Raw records
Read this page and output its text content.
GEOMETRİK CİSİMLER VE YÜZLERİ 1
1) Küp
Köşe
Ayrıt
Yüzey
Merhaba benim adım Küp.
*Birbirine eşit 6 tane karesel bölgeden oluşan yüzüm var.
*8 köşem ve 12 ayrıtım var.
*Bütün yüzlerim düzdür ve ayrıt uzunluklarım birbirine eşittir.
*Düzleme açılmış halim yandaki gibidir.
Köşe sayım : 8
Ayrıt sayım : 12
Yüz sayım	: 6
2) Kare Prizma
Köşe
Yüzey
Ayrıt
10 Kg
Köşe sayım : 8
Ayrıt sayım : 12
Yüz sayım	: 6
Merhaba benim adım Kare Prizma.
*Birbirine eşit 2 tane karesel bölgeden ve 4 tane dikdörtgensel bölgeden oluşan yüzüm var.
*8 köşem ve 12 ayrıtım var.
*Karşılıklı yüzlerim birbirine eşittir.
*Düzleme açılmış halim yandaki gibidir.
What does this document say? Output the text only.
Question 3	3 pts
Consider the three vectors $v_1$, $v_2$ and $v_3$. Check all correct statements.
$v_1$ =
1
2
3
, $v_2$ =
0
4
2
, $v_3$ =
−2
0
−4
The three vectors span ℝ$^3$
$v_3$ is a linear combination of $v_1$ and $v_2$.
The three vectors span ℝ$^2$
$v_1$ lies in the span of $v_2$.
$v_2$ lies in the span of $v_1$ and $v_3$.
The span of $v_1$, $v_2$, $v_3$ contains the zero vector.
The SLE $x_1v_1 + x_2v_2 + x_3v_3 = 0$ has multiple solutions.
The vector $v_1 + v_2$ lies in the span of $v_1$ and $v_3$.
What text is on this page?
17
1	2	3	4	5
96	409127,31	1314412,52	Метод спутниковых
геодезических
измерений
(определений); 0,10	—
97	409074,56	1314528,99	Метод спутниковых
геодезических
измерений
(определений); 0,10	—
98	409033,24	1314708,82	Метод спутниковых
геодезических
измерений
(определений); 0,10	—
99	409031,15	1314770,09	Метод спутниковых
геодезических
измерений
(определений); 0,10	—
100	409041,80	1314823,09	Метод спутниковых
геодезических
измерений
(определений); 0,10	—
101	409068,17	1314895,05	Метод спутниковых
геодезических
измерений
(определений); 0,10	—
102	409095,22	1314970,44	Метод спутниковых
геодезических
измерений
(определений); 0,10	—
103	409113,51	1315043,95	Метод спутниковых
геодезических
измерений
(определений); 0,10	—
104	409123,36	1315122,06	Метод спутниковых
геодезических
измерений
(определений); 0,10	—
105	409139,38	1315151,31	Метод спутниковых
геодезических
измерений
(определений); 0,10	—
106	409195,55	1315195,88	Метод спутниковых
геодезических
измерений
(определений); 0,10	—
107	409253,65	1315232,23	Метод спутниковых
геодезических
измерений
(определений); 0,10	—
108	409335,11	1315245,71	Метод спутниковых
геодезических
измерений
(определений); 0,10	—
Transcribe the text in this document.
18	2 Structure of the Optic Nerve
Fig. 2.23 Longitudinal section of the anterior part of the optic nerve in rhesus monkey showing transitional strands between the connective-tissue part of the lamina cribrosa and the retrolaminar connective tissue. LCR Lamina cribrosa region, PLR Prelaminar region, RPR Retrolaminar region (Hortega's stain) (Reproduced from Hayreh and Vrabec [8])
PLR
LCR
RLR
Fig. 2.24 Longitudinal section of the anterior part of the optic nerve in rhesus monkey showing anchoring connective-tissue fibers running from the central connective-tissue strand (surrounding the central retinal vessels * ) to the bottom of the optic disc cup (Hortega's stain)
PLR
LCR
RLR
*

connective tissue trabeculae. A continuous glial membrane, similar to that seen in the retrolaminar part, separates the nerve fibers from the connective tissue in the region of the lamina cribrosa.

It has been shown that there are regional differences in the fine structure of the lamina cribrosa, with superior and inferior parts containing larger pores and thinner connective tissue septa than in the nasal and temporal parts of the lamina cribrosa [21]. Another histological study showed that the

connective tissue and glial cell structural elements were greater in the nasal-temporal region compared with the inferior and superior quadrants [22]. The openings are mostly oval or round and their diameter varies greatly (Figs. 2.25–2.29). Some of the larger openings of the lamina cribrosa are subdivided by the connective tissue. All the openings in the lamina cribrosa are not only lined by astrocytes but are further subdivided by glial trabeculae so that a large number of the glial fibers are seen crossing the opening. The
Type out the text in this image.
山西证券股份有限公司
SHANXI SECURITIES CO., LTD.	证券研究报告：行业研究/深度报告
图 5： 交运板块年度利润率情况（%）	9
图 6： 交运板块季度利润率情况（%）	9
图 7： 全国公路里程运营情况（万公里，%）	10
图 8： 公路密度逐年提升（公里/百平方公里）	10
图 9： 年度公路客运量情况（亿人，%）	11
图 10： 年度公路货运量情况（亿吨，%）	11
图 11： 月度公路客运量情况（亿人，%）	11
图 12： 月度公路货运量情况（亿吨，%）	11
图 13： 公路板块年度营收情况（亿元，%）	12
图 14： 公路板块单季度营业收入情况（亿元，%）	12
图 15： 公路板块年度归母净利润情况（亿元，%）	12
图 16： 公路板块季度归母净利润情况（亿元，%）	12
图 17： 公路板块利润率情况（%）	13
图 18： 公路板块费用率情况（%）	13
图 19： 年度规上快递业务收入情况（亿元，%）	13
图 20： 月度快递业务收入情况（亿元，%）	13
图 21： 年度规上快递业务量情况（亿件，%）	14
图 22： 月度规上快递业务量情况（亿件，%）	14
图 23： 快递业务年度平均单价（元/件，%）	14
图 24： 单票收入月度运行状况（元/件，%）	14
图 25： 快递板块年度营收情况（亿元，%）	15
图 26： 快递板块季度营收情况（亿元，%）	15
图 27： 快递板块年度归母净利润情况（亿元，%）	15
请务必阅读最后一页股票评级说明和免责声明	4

Written problem
Output each record precisely as given.

Exercise solution
Read this page and output its text content.
GEOMETRİK CİSİMLER VE YÜZLERİ 1
1) Küp
Köşe
Ayrıt
Yüzey
Merhaba benim adım Küp.
*Birbirine eşit 6 tane karesel bölgeden oluşan yüzüm var.
*8 köşem ve 12 ayrıtım var.
*Bütün yüzlerim düzdür ve ayrıt uzunluklarım birbirine eşittir.
*Düzleme açılmış halim yandaki gibidir.
Köşe sayım : 8
Ayrıt sayım : 12
Yüz sayım	: 6
2) Kare Prizma
Köşe
Yüzey
Ayrıt
10 Kg
Köşe sayım : 8
Ayrıt sayım : 12
Yüz sayım	: 6
Merhaba benim adım Kare Prizma.
*Birbirine eşit 2 tane karesel bölgeden ve 4 tane dikdörtgensel bölgeden oluşan yüzüm var.
*8 köşem ve 12 ayrıtım var.
*Karşılıklı yüzlerim birbirine eşittir.
*Düzleme açılmış halim yandaki gibidir.
What does this document say? Output the text only.
Question 3	3 pts
Consider the three vectors $v_1$, $v_2$ and $v_3$. Check all correct statements.
$v_1$ =
1
2
3
, $v_2$ =
0
4
2
, $v_3$ =
−2
0
−4
The three vectors span ℝ$^3$
$v_3$ is a linear combination of $v_1$ and $v_2$.
The three vectors span ℝ$^2$
$v_1$ lies in the span of $v_2$.
$v_2$ lies in the span of $v_1$ and $v_3$.
The span of $v_1$, $v_2$, $v_3$ contains the zero vector.
The SLE $x_1v_1 + x_2v_2 + x_3v_3 = 0$ has multiple solutions.
The vector $v_1 + v_2$ lies in the span of $v_1$ and $v_3$.
What text is on this page?
17
1	2	3	4	5
96	409127,31	1314412,52	Метод спутниковых
геодезических
измерений
(определений); 0,10	—
97	409074,56	1314528,99	Метод спутниковых
геодезических
измерений
(определений); 0,10	—
98	409033,24	1314708,82	Метод спутниковых
геодезических
измерений
(определений); 0,10	—
99	409031,15	1314770,09	Метод спутниковых
геодезических
измерений
(определений); 0,10	—
100	409041,80	1314823,09	Метод спутниковых
геодезических
измерений
(определений); 0,10	—
101	409068,17	1314895,05	Метод спутниковых
геодезических
измерений
(определений); 0,10	—
102	409095,22	1314970,44	Метод спутниковых
геодезических
измерений
(определений); 0,10	—
103	409113,51	1315043,95	Метод спутниковых
геодезических
измерений
(определений); 0,10	—
104	409123,36	1315122,06	Метод спутниковых
геодезических
измерений
(определений); 0,10	—
105	409139,38	1315151,31	Метод спутниковых
геодезических
измерений
(определений); 0,10	—
106	409195,55	1315195,88	Метод спутниковых
геодезических
измерений
(определений); 0,10	—
107	409253,65	1315232,23	Метод спутниковых
геодезических
измерений
(определений); 0,10	—
108	409335,11	1315245,71	Метод спутниковых
геодезических
измерений
(определений); 0,10	—
Transcribe the text in this document.
18	2 Structure of the Optic Nerve
Fig. 2.23 Longitudinal section of the anterior part of the optic nerve in rhesus monkey showing transitional strands between the connective-tissue part of the lamina cribrosa and the retrolaminar connective tissue. LCR Lamina cribrosa region, PLR Prelaminar region, RPR Retrolaminar region (Hortega's stain) (Reproduced from Hayreh and Vrabec [8])
PLR
LCR
RLR
Fig. 2.24 Longitudinal section of the anterior part of the optic nerve in rhesus monkey showing anchoring connective-tissue fibers running from the central connective-tissue strand (surrounding the central retinal vessels * ) to the bottom of the optic disc cup (Hortega's stain)
PLR
LCR
RLR
*

connective tissue trabeculae. A continuous glial membrane, similar to that seen in the retrolaminar part, separates the nerve fibers from the connective tissue in the region of the lamina cribrosa.

It has been shown that there are regional differences in the fine structure of the lamina cribrosa, with superior and inferior parts containing larger pores and thinner connective tissue septa than in the nasal and temporal parts of the lamina cribrosa [21]. Another histological study showed that the

connective tissue and glial cell structural elements were greater in the nasal-temporal region compared with the inferior and superior quadrants [22]. The openings are mostly oval or round and their diameter varies greatly (Figs. 2.25–2.29). Some of the larger openings of the lamina cribrosa are subdivided by the connective tissue. All the openings in the lamina cribrosa are not only lined by astrocytes but are further subdivided by glial trabeculae so that a large number of the glial fibers are seen crossing the opening. The
Type out the text in this image.
山西证券股份有限公司
SHANXI SECURITIES CO., LTD.	证券研究报告：行业研究/深度报告
图 5： 交运板块年度利润率情况（%）	9
图 6： 交运板块季度利润率情况（%）	9
图 7： 全国公路里程运营情况（万公里，%）	10
图 8： 公路密度逐年提升（公里/百平方公里）	10
图 9： 年度公路客运量情况（亿人，%）	11
图 10： 年度公路货运量情况（亿吨，%）	11
图 11： 月度公路客运量情况（亿人，%）	11
图 12： 月度公路货运量情况（亿吨，%）	11
图 13： 公路板块年度营收情况（亿元，%）	12
图 14： 公路板块单季度营业收入情况（亿元，%）	12
图 15： 公路板块年度归母净利润情况（亿元，%）	12
图 16： 公路板块季度归母净利润情况（亿元，%）	12
图 17： 公路板块利润率情况（%）	13
图 18： 公路板块费用率情况（%）	13
图 19： 年度规上快递业务收入情况（亿元，%）	13
图 20： 月度快递业务收入情况（亿元，%）	13
图 21： 年度规上快递业务量情况（亿件，%）	14
图 22： 月度规上快递业务量情况（亿件，%）	14
图 23： 快递业务年度平均单价（元/件，%）	14
图 24： 单票收入月度运行状况（元/件，%）	14
图 25： 快递板块年度营收情况（亿元，%）	15
图 26： 快递板块季度营收情况（亿元，%）	15
图 27： 快递板块年度归母净利润情况（亿元，%）	15
请务必阅读最后一页股票评级说明和免责声明	4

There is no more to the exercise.